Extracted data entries

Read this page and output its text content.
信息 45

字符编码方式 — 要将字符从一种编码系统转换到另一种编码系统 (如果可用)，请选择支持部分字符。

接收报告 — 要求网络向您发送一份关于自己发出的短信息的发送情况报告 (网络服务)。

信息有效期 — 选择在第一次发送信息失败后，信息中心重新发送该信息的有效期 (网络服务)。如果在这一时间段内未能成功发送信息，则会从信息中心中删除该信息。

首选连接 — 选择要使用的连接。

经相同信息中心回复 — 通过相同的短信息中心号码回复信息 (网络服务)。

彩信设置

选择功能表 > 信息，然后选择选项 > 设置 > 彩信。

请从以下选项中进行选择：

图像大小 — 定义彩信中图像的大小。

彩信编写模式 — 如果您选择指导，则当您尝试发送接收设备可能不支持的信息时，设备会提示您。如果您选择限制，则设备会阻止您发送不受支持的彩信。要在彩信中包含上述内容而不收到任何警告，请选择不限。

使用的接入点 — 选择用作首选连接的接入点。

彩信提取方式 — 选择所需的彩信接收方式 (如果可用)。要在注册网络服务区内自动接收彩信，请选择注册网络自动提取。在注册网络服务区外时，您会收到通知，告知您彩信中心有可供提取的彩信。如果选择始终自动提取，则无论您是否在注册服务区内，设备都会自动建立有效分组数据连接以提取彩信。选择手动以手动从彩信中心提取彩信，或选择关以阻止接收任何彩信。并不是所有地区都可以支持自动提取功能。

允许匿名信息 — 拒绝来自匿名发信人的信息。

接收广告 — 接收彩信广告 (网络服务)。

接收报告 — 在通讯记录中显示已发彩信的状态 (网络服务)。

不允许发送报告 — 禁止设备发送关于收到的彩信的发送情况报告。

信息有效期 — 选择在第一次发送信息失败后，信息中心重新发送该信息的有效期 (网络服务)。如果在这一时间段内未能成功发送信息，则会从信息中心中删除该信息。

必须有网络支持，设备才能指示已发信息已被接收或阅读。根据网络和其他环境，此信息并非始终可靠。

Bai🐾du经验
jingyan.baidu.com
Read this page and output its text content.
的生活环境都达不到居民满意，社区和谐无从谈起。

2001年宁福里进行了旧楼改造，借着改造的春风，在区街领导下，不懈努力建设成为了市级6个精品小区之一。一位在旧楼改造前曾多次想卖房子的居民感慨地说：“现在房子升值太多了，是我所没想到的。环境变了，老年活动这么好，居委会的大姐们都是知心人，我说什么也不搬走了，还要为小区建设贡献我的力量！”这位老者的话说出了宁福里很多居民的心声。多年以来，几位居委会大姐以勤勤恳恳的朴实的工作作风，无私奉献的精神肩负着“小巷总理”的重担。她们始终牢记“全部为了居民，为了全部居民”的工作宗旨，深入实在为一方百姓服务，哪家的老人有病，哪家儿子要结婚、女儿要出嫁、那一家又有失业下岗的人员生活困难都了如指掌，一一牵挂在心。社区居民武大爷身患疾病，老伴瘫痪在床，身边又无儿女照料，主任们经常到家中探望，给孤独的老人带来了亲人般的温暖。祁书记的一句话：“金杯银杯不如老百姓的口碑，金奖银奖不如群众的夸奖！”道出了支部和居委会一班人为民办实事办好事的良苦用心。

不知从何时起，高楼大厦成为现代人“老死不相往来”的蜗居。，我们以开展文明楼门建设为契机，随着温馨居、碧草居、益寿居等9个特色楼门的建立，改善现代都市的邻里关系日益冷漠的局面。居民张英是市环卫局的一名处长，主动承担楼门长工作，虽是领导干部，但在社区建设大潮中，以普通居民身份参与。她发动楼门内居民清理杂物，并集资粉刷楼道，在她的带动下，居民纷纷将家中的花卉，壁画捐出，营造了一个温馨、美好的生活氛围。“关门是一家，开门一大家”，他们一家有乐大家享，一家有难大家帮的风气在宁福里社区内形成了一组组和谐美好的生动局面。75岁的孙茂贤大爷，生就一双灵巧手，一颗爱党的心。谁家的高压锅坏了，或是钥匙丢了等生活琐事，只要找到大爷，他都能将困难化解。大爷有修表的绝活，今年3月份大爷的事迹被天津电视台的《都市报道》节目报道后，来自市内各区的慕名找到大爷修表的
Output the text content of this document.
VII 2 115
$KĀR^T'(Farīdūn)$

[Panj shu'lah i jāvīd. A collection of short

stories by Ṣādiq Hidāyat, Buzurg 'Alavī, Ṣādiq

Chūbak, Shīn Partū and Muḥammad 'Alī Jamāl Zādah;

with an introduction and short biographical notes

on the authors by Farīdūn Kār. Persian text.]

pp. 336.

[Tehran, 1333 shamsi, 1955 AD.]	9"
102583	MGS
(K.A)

▶ What to do:
Restate each record word for word.

▶ Exercise output:
Read this page and output its text content.
信息 45

字符编码方式 — 要将字符从一种编码系统转换到另一种编码系统 (如果可用)，请选择支持部分字符。

接收报告 — 要求网络向您发送一份关于自己发出的短信息的发送情况报告 (网络服务)。

信息有效期 — 选择在第一次发送信息失败后，信息中心重新发送该信息的有效期 (网络服务)。如果在这一时间段内未能成功发送信息，则会从信息中心中删除该信息。

首选连接 — 选择要使用的连接。

经相同信息中心回复 — 通过相同的短信息中心号码回复信息 (网络服务)。

彩信设置

选择功能表 > 信息，然后选择选项 > 设置 > 彩信。

请从以下选项中进行选择：

图像大小 — 定义彩信中图像的大小。

彩信编写模式 — 如果您选择指导，则当您尝试发送接收设备可能不支持的信息时，设备会提示您。如果您选择限制，则设备会阻止您发送不受支持的彩信。要在彩信中包含上述内容而不收到任何警告，请选择不限。

使用的接入点 — 选择用作首选连接的接入点。

彩信提取方式 — 选择所需的彩信接收方式 (如果可用)。要在注册网络服务区内自动接收彩信，请选择注册网络自动提取。在注册网络服务区外时，您会收到通知，告知您彩信中心有可供提取的彩信。如果选择始终自动提取，则无论您是否在注册服务区内，设备都会自动建立有效分组数据连接以提取彩信。选择手动以手动从彩信中心提取彩信，或选择关以阻止接收任何彩信。并不是所有地区都可以支持自动提取功能。

允许匿名信息 — 拒绝来自匿名发信人的信息。

接收广告 — 接收彩信广告 (网络服务)。

接收报告 — 在通讯记录中显示已发彩信的状态 (网络服务)。

不允许发送报告 — 禁止设备发送关于收到的彩信的发送情况报告。

信息有效期 — 选择在第一次发送信息失败后，信息中心重新发送该信息的有效期 (网络服务)。如果在这一时间段内未能成功发送信息，则会从信息中心中删除该信息。

必须有网络支持，设备才能指示已发信息已被接收或阅读。根据网络和其他环境，此信息并非始终可靠。

Bai🐾du经验
jingyan.baidu.com
Read this page and output its text content.
的生活环境都达不到居民满意，社区和谐无从谈起。

2001年宁福里进行了旧楼改造，借着改造的春风，在区街领导下，不懈努力建设成为了市级6个精品小区之一。一位在旧楼改造前曾多次想卖房子的居民感慨地说：“现在房子升值太多了，是我所没想到的。环境变了，老年活动这么好，居委会的大姐们都是知心人，我说什么也不搬走了，还要为小区建设贡献我的力量！”这位老者的话说出了宁福里很多居民的心声。多年以来，几位居委会大姐以勤勤恳恳的朴实的工作作风，无私奉献的精神肩负着“小巷总理”的重担。她们始终牢记“全部为了居民，为了全部居民”的工作宗旨，深入实在为一方百姓服务，哪家的老人有病，哪家儿子要结婚、女儿要出嫁、那一家又有失业下岗的人员生活困难都了如指掌，一一牵挂在心。社区居民武大爷身患疾病，老伴瘫痪在床，身边又无儿女照料，主任们经常到家中探望，给孤独的老人带来了亲人般的温暖。祁书记的一句话：“金杯银杯不如老百姓的口碑，金奖银奖不如群众的夸奖！”道出了支部和居委会一班人为民办实事办好事的良苦用心。

不知从何时起，高楼大厦成为现代人“老死不相往来”的蜗居。，我们以开展文明楼门建设为契机，随着温馨居、碧草居、益寿居等9个特色楼门的建立，改善现代都市的邻里关系日益冷漠的局面。居民张英是市环卫局的一名处长，主动承担楼门长工作，虽是领导干部，但在社区建设大潮中，以普通居民身份参与。她发动楼门内居民清理杂物，并集资粉刷楼道，在她的带动下，居民纷纷将家中的花卉，壁画捐出，营造了一个温馨、美好的生活氛围。“关门是一家，开门一大家”，他们一家有乐大家享，一家有难大家帮的风气在宁福里社区内形成了一组组和谐美好的生动局面。75岁的孙茂贤大爷，生就一双灵巧手，一颗爱党的心。谁家的高压锅坏了，或是钥匙丢了等生活琐事，只要找到大爷，他都能将困难化解。大爷有修表的绝活，今年3月份大爷的事迹被天津电视台的《都市报道》节目报道后，来自市内各区的慕名找到大爷修表的
Output the text content of this document.
VII 2 115
$KĀR^T'(Farīdūn)$

[Panj shu'lah i jāvīd. A collection of short

stories by Ṣādiq Hidāyat, Buzurg 'Alavī, Ṣādiq

Chūbak, Shīn Partū and Muḥammad 'Alī Jamāl Zādah;

with an introduction and short biographical notes

on the authors by Farīdūn Kār. Persian text.]

pp. 336.

[Tehran, 1333 shamsi, 1955 AD.]	9"
102583	MGS
(K.A)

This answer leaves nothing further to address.